## Document text:
_ _ _ _ _

The confluence of inflation and displacement has brought north Syria to the brink of famine. In the first three months of 2020, about one million people were displaced from Hama and southern Idlib to the northern part of the province. Although a ceasefire was announced in March 2020, Damascus continues to amass forces in southern Idlib. Shelling also continues, which causes an increasing number of civilian casualties and more displacement.

The soaring inflation and continuous insecurity have left some 12.4 million Syrians hungry, according to the World Food Programme. Many of them are internally displaced in Idlib.

The pandemic has worsened further the living conditions in northwest Syria. When the coronavirus started spreading in the region, Idlib’s health system was already devastated by the continuous targeting of hospitals and clinics by Syrian and Russian forces. In the first few months, doctors were unable to diagnose infections for lack of COVID-19 testing kits and had to work unprotected due to the short supply of personal protective gear.

Officially, there have been more than 24,000 confirmed coronavirus cases and 680 deaths in the region. The vaccination campaign in Idlib started only recently, with the first batch of vaccines arriving in April.

If humanitarian assistance deliveries through the Bab al-Hawa border crossing are shut down, this would undoubtedly result in a major humanitarian crisis. Despite repeated pressure campaigns by governments and aid organisations and in violation of customary humanitarian law, the Syrian regime only allows aid to enter areas that it controls and prevents deliveries to rebel-held territories.

_ _ _ _ _

## Task set:
1. According to the text on north Syria's humanitarian crisis, how many Syrians have been left hungry, based on World Food Programme figures?
2. Extend the text on north Syria's humanitarian crisis past its last sentence.
The material has nothing to do with anything asked here.

_ _ _ _ _

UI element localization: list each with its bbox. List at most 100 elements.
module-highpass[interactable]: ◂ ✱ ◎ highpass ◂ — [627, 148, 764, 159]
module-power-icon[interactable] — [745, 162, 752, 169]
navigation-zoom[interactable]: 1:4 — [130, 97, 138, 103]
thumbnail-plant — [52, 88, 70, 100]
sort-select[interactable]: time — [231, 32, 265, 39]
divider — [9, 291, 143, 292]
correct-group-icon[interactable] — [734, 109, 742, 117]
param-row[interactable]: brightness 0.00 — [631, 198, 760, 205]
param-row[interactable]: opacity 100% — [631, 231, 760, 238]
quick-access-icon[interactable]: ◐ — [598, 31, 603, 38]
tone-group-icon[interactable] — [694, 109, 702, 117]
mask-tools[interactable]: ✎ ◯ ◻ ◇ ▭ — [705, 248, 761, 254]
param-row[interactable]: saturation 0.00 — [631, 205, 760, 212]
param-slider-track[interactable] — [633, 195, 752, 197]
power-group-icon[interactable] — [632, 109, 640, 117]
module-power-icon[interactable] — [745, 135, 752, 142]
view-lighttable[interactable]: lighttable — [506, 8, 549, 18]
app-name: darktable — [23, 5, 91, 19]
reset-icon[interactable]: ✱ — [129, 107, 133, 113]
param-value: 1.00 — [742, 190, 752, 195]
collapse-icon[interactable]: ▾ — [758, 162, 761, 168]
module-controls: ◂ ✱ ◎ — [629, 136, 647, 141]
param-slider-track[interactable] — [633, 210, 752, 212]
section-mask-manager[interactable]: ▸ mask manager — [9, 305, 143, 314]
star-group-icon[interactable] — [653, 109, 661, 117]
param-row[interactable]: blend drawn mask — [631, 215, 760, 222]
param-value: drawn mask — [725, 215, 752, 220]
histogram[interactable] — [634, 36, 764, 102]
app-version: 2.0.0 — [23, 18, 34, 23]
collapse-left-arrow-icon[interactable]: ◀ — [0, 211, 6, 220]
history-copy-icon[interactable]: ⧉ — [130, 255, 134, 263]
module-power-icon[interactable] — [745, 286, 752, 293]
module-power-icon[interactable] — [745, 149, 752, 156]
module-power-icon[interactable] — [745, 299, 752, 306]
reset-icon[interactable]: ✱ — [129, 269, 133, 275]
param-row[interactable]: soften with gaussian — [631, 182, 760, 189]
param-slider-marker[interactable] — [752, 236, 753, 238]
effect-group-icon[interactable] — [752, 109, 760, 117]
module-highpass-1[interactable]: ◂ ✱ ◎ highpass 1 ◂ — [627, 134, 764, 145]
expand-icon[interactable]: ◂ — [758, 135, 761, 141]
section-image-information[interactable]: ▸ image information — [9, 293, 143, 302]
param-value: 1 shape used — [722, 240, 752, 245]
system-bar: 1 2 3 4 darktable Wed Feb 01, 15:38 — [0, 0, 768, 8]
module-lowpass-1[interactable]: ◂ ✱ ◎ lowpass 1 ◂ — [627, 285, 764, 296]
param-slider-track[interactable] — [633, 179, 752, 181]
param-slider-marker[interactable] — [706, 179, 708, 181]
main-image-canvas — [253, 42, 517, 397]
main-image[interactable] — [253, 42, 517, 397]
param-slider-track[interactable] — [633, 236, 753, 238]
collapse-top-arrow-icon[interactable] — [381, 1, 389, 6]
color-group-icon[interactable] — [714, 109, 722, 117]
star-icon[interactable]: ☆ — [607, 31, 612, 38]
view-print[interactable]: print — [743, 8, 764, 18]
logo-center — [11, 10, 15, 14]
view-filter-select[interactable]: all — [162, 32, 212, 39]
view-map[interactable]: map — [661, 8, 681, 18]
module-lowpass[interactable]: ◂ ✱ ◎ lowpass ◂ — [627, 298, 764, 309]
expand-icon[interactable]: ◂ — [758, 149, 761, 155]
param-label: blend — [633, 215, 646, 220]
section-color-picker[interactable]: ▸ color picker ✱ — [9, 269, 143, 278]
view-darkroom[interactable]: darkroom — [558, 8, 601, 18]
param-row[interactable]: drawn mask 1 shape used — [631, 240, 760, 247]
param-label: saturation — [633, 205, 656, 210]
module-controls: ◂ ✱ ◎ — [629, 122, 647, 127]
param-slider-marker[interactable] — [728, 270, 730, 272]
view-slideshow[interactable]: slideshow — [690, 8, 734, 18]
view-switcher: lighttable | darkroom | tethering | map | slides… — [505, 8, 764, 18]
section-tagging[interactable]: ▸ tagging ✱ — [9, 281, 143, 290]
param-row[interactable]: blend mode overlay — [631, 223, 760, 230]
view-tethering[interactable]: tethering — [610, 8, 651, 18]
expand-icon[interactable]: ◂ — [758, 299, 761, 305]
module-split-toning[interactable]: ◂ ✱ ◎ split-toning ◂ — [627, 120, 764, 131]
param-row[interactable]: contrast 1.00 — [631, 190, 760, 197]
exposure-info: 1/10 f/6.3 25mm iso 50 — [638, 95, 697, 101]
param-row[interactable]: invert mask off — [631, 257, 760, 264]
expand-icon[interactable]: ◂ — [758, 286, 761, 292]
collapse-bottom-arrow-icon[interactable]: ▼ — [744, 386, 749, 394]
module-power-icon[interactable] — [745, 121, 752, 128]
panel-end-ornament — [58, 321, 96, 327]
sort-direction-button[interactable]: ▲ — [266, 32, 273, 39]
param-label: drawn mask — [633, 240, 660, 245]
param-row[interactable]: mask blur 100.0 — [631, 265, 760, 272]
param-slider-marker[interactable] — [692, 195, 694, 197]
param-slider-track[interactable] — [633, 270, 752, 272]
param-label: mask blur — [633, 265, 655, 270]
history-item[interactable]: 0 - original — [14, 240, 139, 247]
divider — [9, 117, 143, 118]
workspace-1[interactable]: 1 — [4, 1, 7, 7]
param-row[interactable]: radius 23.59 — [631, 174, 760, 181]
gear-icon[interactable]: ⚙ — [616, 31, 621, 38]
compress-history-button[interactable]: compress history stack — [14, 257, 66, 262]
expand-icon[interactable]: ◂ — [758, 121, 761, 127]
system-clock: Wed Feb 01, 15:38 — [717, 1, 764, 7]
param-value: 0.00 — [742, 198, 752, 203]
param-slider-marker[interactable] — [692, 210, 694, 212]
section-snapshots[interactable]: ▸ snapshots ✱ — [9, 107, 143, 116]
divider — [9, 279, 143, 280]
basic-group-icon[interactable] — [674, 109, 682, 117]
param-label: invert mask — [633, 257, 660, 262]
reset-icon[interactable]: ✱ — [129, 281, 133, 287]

_ _ _ _ _

## Responses by task:
1. Some 12.4 million Syrians

2.
If aid is discontinued to the region millions would face the prospect of famine and disease and thousands may die as the health system collapses without any supply of medical equipment and the vaccination campaign comes to a halt.

Cynical political moves

Over the past 10 years, the Syrian conflict, which began when the regime brutally cracked down on peaceful protests demanding political change, has transformed into a complex proxy war. Russia, Iran, the US and Turkey have all been involved in the conflict, supporting a wide array of armed groups. The rivalry between these actors has played out not only on the ground in Syria, where it has resulted in immense devastation, but also on the political stage of the UN.

Today, Russia, which as the Syrian regime’s main ally shares responsibility for the displacement and suffering of Syrians in Idlib, is trying to use its veto power to strike down the renewal of the UN resolution for its own political purposes.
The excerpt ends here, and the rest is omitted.